Lines from the one containing "What text is on this page?" through the last line of the records below are to be repeated exactly.
[[ Given data, beginning ]]
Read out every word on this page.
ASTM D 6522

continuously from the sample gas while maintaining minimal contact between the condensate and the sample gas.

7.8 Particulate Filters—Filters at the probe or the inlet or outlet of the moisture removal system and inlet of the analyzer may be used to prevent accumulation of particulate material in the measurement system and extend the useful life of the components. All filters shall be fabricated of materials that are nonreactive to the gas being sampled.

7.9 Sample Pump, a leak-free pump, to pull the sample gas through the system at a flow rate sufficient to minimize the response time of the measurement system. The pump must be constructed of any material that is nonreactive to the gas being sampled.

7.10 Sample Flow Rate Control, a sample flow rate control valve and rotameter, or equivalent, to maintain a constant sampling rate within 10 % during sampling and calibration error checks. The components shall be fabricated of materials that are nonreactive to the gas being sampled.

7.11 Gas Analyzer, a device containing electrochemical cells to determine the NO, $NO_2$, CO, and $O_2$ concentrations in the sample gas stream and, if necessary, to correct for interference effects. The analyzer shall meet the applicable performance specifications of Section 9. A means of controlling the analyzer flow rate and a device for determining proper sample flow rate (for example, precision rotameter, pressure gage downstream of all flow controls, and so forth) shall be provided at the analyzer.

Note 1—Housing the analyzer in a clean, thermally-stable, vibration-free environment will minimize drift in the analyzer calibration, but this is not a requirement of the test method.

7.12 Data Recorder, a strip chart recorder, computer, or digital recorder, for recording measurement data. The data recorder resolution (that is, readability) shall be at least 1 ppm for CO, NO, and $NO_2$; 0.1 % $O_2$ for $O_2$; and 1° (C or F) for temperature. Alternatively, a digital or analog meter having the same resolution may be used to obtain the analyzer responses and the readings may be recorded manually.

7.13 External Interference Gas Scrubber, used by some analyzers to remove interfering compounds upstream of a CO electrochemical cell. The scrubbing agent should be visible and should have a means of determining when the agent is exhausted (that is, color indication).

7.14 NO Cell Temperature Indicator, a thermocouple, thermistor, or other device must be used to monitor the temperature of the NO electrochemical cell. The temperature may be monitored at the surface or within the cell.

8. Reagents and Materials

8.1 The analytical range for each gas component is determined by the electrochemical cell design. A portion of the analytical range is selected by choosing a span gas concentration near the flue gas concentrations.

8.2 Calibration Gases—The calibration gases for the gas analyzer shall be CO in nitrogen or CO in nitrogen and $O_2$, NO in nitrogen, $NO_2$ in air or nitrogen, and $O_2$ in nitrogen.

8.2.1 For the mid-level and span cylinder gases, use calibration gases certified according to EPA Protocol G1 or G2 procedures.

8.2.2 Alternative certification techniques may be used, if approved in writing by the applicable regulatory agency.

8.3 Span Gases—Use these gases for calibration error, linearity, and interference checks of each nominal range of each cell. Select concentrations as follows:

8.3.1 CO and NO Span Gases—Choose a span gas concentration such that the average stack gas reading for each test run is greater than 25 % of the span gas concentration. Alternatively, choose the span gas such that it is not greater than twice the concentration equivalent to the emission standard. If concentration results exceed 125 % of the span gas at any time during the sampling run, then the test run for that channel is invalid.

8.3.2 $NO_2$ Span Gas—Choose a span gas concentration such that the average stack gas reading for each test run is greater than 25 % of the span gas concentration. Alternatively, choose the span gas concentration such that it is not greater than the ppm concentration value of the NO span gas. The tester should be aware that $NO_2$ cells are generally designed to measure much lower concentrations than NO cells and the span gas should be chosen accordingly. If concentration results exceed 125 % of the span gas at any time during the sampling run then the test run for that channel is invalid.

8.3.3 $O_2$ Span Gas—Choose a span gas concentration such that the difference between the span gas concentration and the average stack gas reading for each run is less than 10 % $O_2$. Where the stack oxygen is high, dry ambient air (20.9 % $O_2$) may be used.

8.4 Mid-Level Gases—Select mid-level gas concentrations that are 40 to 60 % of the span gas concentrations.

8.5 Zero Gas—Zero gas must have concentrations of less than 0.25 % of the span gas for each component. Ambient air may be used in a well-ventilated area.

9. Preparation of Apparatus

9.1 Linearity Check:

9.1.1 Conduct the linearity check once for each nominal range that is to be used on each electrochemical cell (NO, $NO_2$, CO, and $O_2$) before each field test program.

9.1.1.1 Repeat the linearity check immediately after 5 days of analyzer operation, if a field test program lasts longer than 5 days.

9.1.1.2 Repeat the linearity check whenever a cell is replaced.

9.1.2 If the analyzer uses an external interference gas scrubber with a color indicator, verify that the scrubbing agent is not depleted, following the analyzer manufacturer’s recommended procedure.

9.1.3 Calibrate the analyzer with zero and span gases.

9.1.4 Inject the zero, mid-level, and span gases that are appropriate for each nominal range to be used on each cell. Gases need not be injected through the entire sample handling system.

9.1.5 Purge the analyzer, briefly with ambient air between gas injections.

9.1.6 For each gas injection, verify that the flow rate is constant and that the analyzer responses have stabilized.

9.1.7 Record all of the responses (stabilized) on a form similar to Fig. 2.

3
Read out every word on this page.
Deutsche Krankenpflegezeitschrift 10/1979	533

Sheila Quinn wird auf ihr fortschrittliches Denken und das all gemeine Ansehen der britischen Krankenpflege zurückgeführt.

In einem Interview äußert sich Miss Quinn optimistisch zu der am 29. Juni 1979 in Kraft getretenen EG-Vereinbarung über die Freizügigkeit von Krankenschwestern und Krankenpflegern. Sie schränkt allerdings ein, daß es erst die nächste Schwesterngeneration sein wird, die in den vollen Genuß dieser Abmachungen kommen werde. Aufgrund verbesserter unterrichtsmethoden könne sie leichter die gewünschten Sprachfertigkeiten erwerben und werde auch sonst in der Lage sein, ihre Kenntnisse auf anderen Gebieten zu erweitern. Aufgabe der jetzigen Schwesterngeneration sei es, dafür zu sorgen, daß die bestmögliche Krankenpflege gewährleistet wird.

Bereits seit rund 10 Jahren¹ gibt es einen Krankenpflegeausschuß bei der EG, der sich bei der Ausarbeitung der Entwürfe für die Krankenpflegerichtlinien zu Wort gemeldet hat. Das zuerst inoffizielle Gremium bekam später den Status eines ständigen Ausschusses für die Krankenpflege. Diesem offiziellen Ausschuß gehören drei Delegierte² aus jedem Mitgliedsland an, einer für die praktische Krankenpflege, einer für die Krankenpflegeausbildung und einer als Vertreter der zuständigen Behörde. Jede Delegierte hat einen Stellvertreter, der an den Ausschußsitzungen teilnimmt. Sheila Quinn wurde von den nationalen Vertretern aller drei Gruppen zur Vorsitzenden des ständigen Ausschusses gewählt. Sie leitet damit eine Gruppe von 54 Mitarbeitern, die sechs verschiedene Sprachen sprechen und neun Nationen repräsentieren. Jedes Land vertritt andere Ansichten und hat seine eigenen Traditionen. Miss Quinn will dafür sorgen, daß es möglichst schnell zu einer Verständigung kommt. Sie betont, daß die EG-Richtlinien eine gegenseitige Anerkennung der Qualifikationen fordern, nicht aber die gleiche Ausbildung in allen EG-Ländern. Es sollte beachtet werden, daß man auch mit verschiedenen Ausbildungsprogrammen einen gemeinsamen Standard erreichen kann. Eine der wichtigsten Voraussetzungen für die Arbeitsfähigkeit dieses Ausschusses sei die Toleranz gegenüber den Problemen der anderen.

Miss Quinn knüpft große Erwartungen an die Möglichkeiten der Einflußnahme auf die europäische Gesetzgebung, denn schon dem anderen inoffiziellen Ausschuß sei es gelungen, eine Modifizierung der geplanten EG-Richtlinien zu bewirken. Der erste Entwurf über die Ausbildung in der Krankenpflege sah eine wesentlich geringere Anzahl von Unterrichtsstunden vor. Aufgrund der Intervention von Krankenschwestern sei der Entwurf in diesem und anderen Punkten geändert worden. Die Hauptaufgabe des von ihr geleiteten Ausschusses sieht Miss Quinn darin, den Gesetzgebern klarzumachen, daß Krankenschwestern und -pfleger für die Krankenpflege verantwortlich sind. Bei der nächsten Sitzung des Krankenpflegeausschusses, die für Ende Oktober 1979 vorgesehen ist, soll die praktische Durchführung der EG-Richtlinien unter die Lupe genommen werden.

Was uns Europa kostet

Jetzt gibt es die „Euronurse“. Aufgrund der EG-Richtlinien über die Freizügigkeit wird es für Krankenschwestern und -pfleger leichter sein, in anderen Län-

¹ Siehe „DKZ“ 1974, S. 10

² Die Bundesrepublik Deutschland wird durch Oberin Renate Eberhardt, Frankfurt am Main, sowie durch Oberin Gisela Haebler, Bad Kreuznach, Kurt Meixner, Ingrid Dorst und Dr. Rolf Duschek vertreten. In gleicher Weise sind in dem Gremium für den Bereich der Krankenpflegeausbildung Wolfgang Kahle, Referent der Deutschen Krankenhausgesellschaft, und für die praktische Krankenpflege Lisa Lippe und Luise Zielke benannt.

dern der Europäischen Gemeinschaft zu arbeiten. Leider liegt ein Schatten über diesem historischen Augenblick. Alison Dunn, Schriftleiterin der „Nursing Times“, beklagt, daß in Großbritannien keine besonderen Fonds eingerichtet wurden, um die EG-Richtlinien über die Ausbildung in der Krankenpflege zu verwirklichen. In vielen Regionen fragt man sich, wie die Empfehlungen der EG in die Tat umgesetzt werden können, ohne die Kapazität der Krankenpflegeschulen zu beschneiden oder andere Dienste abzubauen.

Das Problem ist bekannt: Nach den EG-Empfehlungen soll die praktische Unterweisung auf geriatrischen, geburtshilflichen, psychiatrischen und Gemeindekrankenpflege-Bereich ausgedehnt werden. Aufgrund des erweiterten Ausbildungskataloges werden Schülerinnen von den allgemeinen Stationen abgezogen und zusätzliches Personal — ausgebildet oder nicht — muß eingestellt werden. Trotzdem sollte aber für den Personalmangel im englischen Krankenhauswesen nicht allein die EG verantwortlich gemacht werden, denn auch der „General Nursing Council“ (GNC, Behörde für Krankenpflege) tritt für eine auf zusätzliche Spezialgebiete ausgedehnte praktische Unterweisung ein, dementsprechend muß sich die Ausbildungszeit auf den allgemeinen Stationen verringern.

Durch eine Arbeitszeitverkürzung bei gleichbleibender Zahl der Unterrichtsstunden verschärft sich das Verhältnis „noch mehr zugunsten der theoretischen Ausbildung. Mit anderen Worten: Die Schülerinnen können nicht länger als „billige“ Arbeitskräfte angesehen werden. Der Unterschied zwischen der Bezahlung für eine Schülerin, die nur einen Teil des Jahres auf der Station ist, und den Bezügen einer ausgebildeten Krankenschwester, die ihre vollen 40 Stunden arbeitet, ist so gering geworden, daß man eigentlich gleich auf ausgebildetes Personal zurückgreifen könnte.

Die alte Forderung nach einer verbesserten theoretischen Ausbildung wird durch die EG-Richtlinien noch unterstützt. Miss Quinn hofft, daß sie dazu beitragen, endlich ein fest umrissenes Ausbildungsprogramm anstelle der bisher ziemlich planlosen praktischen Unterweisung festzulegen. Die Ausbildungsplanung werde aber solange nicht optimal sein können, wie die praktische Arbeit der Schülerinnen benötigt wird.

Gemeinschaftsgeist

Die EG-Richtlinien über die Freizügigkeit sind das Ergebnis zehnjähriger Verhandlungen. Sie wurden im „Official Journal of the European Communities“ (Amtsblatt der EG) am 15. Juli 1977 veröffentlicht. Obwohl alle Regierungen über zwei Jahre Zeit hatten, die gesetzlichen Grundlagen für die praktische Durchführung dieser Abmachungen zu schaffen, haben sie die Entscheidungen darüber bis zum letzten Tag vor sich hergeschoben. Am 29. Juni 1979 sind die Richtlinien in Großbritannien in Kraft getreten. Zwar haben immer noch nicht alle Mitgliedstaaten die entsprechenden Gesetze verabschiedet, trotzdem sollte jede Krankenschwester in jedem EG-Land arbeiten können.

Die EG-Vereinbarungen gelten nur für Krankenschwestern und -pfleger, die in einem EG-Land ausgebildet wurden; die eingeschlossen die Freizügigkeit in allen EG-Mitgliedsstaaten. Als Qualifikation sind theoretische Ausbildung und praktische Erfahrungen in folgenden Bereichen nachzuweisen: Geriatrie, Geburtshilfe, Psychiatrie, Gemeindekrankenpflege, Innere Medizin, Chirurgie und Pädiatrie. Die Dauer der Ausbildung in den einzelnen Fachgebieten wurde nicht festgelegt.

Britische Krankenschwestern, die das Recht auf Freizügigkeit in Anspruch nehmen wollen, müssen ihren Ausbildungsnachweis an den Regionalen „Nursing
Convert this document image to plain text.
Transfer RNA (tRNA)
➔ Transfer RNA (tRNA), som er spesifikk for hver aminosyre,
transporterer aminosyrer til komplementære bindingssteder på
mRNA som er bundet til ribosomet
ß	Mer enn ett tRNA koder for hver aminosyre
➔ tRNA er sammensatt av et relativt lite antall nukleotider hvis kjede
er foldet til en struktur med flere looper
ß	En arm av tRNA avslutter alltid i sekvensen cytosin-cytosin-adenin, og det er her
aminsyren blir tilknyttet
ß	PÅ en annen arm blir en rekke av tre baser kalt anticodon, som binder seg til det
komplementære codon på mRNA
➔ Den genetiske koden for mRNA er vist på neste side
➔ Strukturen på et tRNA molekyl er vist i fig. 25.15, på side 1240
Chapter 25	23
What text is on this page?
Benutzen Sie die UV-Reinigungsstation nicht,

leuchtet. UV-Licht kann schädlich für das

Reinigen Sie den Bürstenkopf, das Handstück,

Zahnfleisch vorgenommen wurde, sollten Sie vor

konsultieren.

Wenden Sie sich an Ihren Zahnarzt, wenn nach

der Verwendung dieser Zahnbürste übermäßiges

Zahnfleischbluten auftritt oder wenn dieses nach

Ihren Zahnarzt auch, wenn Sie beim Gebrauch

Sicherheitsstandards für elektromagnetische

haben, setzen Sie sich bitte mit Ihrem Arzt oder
[[ Given data, end ]]
▸ **Exercise result**
What text is on this page?
Benutzen Sie die UV-Reinigungsstation nicht,

leuchtet. UV-Licht kann schädlich für das

Reinigen Sie den Bürstenkopf, das Handstück,

Zahnfleisch vorgenommen wurde, sollten Sie vor

konsultieren.

Wenden Sie sich an Ihren Zahnarzt, wenn nach

der Verwendung dieser Zahnbürste übermäßiges

Zahnfleischbluten auftritt oder wenn dieses nach

Ihren Zahnarzt auch, wenn Sie beim Gebrauch

Sicherheitsstandards für elektromagnetische

haben, setzen Sie sich bitte mit Ihrem Arzt oder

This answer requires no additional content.